Extracted records
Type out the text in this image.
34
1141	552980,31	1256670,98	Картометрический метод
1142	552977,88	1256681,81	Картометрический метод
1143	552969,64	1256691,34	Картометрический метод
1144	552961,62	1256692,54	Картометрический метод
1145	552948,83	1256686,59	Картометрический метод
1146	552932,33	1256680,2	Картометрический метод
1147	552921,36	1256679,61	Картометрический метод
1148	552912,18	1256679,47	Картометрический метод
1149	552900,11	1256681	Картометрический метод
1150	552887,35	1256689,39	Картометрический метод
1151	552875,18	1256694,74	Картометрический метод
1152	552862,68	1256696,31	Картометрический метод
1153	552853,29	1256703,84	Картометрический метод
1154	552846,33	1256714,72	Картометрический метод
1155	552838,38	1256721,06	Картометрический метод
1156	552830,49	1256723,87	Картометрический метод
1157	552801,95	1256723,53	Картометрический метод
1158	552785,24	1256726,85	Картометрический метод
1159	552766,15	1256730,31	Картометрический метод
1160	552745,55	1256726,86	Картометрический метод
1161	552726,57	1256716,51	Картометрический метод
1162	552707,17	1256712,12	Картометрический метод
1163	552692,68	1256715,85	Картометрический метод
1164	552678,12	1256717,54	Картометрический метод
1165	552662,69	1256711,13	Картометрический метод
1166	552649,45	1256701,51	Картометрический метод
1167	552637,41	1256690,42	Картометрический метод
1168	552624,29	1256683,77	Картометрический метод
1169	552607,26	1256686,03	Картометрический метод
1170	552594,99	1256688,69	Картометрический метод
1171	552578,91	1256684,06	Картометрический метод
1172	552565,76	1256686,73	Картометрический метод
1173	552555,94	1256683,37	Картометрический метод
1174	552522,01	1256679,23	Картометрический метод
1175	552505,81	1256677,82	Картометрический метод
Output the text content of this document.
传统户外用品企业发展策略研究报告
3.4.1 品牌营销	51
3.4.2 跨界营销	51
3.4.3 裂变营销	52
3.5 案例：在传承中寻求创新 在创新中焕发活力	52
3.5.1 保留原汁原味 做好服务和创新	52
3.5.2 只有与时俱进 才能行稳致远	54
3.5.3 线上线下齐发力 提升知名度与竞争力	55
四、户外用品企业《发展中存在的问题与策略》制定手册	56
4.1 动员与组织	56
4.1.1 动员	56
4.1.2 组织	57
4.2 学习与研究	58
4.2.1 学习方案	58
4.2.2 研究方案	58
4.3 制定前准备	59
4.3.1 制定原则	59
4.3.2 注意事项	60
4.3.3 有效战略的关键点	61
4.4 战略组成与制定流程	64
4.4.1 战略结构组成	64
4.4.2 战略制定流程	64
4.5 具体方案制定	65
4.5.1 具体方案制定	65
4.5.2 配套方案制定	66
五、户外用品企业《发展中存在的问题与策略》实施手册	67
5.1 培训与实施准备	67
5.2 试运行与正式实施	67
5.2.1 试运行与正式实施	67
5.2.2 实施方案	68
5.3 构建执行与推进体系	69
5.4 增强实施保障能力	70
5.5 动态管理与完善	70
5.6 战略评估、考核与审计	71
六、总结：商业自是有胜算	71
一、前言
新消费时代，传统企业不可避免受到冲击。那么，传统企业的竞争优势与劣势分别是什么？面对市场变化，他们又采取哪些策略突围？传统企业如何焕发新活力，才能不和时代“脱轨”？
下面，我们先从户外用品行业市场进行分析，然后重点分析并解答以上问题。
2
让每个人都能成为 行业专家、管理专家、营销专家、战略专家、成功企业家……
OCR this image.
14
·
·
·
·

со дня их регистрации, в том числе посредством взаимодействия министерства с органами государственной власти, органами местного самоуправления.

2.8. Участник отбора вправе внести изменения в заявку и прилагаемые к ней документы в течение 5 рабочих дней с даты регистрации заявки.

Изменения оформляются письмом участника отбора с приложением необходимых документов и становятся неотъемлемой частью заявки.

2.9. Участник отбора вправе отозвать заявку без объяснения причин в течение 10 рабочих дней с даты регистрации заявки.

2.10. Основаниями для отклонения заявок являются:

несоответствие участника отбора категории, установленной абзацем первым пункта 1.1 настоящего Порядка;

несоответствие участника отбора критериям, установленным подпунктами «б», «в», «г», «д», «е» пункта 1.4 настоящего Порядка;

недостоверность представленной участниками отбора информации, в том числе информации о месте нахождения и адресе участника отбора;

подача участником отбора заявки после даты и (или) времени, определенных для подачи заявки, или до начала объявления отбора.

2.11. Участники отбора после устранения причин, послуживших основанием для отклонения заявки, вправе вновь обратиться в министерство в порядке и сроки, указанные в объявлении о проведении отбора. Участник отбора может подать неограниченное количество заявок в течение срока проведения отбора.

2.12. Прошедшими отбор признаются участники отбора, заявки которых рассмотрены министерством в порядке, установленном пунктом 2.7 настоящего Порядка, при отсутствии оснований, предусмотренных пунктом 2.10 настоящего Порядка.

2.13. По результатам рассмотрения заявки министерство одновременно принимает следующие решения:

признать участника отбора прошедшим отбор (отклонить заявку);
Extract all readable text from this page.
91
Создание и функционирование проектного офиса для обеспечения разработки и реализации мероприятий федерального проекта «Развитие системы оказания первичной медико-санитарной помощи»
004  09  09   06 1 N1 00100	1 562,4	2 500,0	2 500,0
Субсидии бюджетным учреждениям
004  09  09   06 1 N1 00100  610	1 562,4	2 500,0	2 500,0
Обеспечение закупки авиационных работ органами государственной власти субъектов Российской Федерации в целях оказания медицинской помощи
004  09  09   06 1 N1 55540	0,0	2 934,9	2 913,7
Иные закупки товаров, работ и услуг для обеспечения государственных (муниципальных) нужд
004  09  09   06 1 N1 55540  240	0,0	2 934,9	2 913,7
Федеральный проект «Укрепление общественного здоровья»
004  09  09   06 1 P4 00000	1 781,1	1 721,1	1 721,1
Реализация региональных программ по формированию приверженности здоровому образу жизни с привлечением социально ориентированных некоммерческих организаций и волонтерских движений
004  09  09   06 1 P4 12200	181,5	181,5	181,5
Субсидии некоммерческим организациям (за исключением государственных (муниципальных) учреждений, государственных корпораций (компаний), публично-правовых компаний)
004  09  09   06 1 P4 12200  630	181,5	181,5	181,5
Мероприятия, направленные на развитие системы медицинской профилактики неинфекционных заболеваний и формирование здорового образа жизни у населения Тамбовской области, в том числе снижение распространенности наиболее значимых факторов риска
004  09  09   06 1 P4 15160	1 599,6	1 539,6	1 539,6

**What to work on**
Repeat the listing above without any change.

**Solved problem**
Type out the text in this image.
34
1141	552980,31	1256670,98	Картометрический метод
1142	552977,88	1256681,81	Картометрический метод
1143	552969,64	1256691,34	Картометрический метод
1144	552961,62	1256692,54	Картометрический метод
1145	552948,83	1256686,59	Картометрический метод
1146	552932,33	1256680,2	Картометрический метод
1147	552921,36	1256679,61	Картометрический метод
1148	552912,18	1256679,47	Картометрический метод
1149	552900,11	1256681	Картометрический метод
1150	552887,35	1256689,39	Картометрический метод
1151	552875,18	1256694,74	Картометрический метод
1152	552862,68	1256696,31	Картометрический метод
1153	552853,29	1256703,84	Картометрический метод
1154	552846,33	1256714,72	Картометрический метод
1155	552838,38	1256721,06	Картометрический метод
1156	552830,49	1256723,87	Картометрический метод
1157	552801,95	1256723,53	Картометрический метод
1158	552785,24	1256726,85	Картометрический метод
1159	552766,15	1256730,31	Картометрический метод
1160	552745,55	1256726,86	Картометрический метод
1161	552726,57	1256716,51	Картометрический метод
1162	552707,17	1256712,12	Картометрический метод
1163	552692,68	1256715,85	Картометрический метод
1164	552678,12	1256717,54	Картометрический метод
1165	552662,69	1256711,13	Картометрический метод
1166	552649,45	1256701,51	Картометрический метод
1167	552637,41	1256690,42	Картометрический метод
1168	552624,29	1256683,77	Картометрический метод
1169	552607,26	1256686,03	Картометрический метод
1170	552594,99	1256688,69	Картометрический метод
1171	552578,91	1256684,06	Картометрический метод
1172	552565,76	1256686,73	Картометрический метод
1173	552555,94	1256683,37	Картометрический метод
1174	552522,01	1256679,23	Картометрический метод
1175	552505,81	1256677,82	Картометрический метод
Output the text content of this document.
传统户外用品企业发展策略研究报告
3.4.1 品牌营销	51
3.4.2 跨界营销	51
3.4.3 裂变营销	52
3.5 案例：在传承中寻求创新 在创新中焕发活力	52
3.5.1 保留原汁原味 做好服务和创新	52
3.5.2 只有与时俱进 才能行稳致远	54
3.5.3 线上线下齐发力 提升知名度与竞争力	55
四、户外用品企业《发展中存在的问题与策略》制定手册	56
4.1 动员与组织	56
4.1.1 动员	56
4.1.2 组织	57
4.2 学习与研究	58
4.2.1 学习方案	58
4.2.2 研究方案	58
4.3 制定前准备	59
4.3.1 制定原则	59
4.3.2 注意事项	60
4.3.3 有效战略的关键点	61
4.4 战略组成与制定流程	64
4.4.1 战略结构组成	64
4.4.2 战略制定流程	64
4.5 具体方案制定	65
4.5.1 具体方案制定	65
4.5.2 配套方案制定	66
五、户外用品企业《发展中存在的问题与策略》实施手册	67
5.1 培训与实施准备	67
5.2 试运行与正式实施	67
5.2.1 试运行与正式实施	67
5.2.2 实施方案	68
5.3 构建执行与推进体系	69
5.4 增强实施保障能力	70
5.5 动态管理与完善	70
5.6 战略评估、考核与审计	71
六、总结：商业自是有胜算	71
一、前言
新消费时代，传统企业不可避免受到冲击。那么，传统企业的竞争优势与劣势分别是什么？面对市场变化，他们又采取哪些策略突围？传统企业如何焕发新活力，才能不和时代“脱轨”？
下面，我们先从户外用品行业市场进行分析，然后重点分析并解答以上问题。
2
让每个人都能成为 行业专家、管理专家、营销专家、战略专家、成功企业家……
OCR this image.
14
·
·
·
·

со дня их регистрации, в том числе посредством взаимодействия министерства с органами государственной власти, органами местного самоуправления.

2.8. Участник отбора вправе внести изменения в заявку и прилагаемые к ней документы в течение 5 рабочих дней с даты регистрации заявки.

Изменения оформляются письмом участника отбора с приложением необходимых документов и становятся неотъемлемой частью заявки.

2.9. Участник отбора вправе отозвать заявку без объяснения причин в течение 10 рабочих дней с даты регистрации заявки.

2.10. Основаниями для отклонения заявок являются:

несоответствие участника отбора категории, установленной абзацем первым пункта 1.1 настоящего Порядка;

несоответствие участника отбора критериям, установленным подпунктами «б», «в», «г», «д», «е» пункта 1.4 настоящего Порядка;

недостоверность представленной участниками отбора информации, в том числе информации о месте нахождения и адресе участника отбора;

подача участником отбора заявки после даты и (или) времени, определенных для подачи заявки, или до начала объявления отбора.

2.11. Участники отбора после устранения причин, послуживших основанием для отклонения заявки, вправе вновь обратиться в министерство в порядке и сроки, указанные в объявлении о проведении отбора. Участник отбора может подать неограниченное количество заявок в течение срока проведения отбора.

2.12. Прошедшими отбор признаются участники отбора, заявки которых рассмотрены министерством в порядке, установленном пунктом 2.7 настоящего Порядка, при отсутствии оснований, предусмотренных пунктом 2.10 настоящего Порядка.

2.13. По результатам рассмотрения заявки министерство одновременно принимает следующие решения:

признать участника отбора прошедшим отбор (отклонить заявку);
Extract all readable text from this page.
91
Создание и функционирование проектного офиса для обеспечения разработки и реализации мероприятий федерального проекта «Развитие системы оказания первичной медико-санитарной помощи»
004  09  09   06 1 N1 00100	1 562,4	2 500,0	2 500,0
Субсидии бюджетным учреждениям
004  09  09   06 1 N1 00100  610	1 562,4	2 500,0	2 500,0
Обеспечение закупки авиационных работ органами государственной власти субъектов Российской Федерации в целях оказания медицинской помощи
004  09  09   06 1 N1 55540	0,0	2 934,9	2 913,7
Иные закупки товаров, работ и услуг для обеспечения государственных (муниципальных) нужд
004  09  09   06 1 N1 55540  240	0,0	2 934,9	2 913,7
Федеральный проект «Укрепление общественного здоровья»
004  09  09   06 1 P4 00000	1 781,1	1 721,1	1 721,1
Реализация региональных программ по формированию приверженности здоровому образу жизни с привлечением социально ориентированных некоммерческих организаций и волонтерских движений
004  09  09   06 1 P4 12200	181,5	181,5	181,5
Субсидии некоммерческим организациям (за исключением государственных (муниципальных) учреждений, государственных корпораций (компаний), публично-правовых компаний)
004  09  09   06 1 P4 12200  630	181,5	181,5	181,5
Мероприятия, направленные на развитие системы медицинской профилактики неинфекционных заболеваний и формирование здорового образа жизни у населения Тамбовской области, в том числе снижение распространенности наиболее значимых факторов риска
004  09  09   06 1 P4 15160	1 599,6	1 539,6	1 539,6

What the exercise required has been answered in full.